◆ **EXERCISE GOAL**: Gather every line below where "ينال" appears.

╭──

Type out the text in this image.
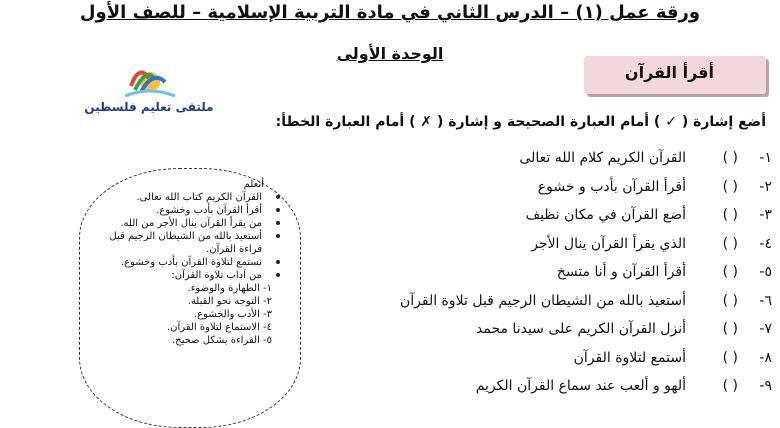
ورقة عمل (١) – الدرس الثاني في مادة التربية الإسلامية – للصف الأول
الوحدة الأولى
أقرأ القرآن
ملتقى تعليم فلسطين
أضع إشارة ( ✓ ) أمام العبارة الصحيحة و إشارة ( ✗ ) أمام العبارة الخطأ:
١-( )القرآن الكريم كلام الله تعالى
٢-( )أقرأ القرآن بأدب و خشوع
٣-( )أضع القرآن في مكان نظيف
٤-( )الذي يقرأ القرآن ينال الأجر
٥-( )أقرأ القرآن و أنا متسخ
٦-( )أستعيذ بالله من الشيطان الرجيم قبل تلاوة القرآن
٧-( )أنزل القرآن الكريم على سيدنا محمد
٨-( )أستمع لتلاوة القرآن
٩-( )ألهو و ألعب عند سماع القرآن الكريم
أتعلم
القرآن الكريم كتاب الله تعالى.
أقرأ القرآن بأدب وخشوع.
من يقرأ القرآن ينال الأجر من الله.
أستعيذ بالله من الشيطان الرجيم قبل قراءة القرآن.
نستمع لتلاوة القرآن بأدب وخشوع.
من آداب تلاوة القرآن:
١- الطهارة والوضوء.
٢- التوجه نحو القبلة.
٣- الأدب والخشوع.
٤- الاستماع لتلاوة القرآن.
٥- القراءة بشكل صحيح.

╰──

◆ **RESULT**:
٤-( )الذي يقرأ القرآن ينال الأجر
من يقرأ القرآن ينال الأجر من الله.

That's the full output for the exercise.